**DIRECTIONS**: The records below are split into lines. How many of those lines contain the string "Выводы"? Reply with the number only.

— begin DATASET RECORDS —

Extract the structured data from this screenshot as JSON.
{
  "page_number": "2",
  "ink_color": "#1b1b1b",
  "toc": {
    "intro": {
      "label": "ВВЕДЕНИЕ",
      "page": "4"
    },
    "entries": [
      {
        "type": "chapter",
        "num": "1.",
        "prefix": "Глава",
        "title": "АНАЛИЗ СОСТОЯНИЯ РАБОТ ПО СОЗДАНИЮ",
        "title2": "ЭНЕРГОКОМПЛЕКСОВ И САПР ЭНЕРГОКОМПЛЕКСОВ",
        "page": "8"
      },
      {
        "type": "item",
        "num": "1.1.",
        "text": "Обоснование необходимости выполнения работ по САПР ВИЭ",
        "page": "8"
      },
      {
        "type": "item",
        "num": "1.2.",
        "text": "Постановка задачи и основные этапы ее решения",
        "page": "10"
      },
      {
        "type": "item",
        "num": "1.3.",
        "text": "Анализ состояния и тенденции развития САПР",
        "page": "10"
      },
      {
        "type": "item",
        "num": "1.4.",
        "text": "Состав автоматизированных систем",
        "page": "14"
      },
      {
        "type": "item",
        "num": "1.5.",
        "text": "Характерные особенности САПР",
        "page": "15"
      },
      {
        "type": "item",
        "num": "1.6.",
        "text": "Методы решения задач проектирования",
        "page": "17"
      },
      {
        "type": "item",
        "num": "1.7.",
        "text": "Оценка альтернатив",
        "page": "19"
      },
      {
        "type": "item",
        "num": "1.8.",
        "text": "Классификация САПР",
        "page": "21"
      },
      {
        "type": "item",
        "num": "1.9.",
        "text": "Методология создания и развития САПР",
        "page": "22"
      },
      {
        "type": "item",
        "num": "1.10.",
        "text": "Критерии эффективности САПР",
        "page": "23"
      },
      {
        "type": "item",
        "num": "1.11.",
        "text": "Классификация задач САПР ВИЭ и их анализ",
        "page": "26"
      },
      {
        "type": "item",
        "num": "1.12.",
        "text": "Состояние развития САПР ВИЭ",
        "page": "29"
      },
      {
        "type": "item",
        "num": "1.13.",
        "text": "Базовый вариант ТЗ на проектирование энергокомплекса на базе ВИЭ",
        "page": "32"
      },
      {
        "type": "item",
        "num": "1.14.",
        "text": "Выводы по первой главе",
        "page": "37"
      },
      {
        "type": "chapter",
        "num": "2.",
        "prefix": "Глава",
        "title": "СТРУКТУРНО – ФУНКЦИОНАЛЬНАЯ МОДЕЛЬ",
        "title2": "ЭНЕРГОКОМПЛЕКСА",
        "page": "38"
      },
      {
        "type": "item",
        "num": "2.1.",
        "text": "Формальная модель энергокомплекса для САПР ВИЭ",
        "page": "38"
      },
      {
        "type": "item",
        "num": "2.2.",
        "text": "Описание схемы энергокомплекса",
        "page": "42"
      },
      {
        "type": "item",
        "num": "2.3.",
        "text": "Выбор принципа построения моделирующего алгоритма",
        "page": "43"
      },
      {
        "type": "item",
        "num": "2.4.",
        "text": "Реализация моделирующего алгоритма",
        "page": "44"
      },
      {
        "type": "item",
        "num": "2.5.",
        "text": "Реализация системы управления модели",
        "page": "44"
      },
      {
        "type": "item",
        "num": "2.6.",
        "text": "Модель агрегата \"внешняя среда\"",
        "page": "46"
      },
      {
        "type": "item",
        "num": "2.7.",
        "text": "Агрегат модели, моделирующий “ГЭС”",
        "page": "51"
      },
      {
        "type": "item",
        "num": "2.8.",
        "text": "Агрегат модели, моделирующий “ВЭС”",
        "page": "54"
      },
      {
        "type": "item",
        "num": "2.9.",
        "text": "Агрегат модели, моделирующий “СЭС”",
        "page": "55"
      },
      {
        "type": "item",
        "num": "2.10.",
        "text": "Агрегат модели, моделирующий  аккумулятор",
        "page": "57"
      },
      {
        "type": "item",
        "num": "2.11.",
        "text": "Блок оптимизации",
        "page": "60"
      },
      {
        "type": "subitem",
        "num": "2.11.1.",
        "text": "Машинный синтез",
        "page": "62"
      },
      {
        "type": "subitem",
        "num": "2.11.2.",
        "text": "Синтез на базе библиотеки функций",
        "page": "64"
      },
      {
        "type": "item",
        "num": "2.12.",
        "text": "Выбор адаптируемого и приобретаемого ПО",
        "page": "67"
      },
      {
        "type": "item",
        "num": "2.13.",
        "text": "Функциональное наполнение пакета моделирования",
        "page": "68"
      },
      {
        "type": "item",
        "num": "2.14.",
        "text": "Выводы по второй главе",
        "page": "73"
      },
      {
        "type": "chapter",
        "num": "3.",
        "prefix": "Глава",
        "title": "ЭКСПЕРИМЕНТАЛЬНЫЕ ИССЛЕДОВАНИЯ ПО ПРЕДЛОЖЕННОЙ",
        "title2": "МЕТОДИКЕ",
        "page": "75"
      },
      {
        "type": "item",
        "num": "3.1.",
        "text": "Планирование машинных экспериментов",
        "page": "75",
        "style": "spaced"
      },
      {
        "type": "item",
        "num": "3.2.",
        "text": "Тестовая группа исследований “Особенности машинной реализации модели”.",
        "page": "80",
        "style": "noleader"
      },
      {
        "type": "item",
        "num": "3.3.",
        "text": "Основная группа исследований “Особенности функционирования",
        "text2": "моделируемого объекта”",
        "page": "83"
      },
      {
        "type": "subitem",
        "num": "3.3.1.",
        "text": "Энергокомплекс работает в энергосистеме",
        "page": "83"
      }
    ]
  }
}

— end DATASET RECORDS —

**FINISHED EXERCISE**: 2